Task directions:
The records below are split into lines. How many of those lines contain the string "digit"? Reply with the number only.

[Data excerpts]
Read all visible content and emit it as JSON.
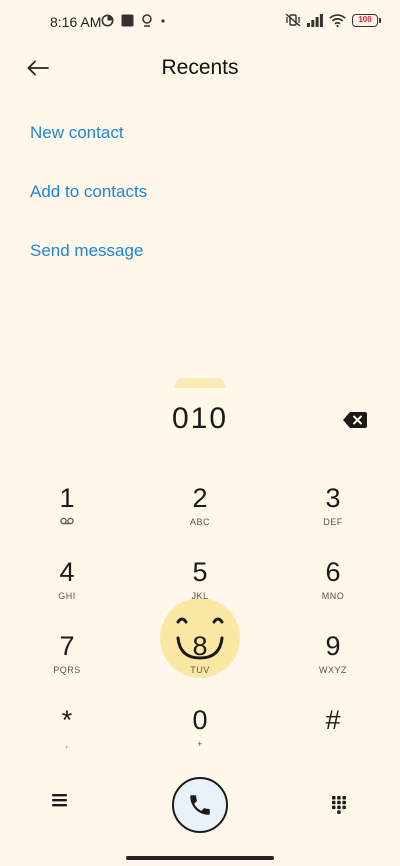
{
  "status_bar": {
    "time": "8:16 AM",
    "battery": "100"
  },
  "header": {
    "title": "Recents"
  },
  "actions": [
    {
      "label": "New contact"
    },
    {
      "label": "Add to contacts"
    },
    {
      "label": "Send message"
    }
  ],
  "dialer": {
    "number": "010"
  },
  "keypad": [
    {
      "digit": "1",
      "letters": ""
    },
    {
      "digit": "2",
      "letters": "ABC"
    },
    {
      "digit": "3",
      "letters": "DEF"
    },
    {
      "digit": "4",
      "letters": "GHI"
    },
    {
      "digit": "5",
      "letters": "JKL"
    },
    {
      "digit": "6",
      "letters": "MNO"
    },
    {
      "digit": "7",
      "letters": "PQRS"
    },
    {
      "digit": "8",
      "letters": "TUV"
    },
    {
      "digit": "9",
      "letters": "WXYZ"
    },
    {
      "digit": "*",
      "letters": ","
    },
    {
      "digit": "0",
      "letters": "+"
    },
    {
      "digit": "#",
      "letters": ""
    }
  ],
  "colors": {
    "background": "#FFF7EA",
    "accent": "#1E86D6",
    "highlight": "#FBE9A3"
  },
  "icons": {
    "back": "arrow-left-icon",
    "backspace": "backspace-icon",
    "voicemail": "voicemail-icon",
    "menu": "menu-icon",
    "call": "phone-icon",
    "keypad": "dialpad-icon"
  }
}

Solution:
12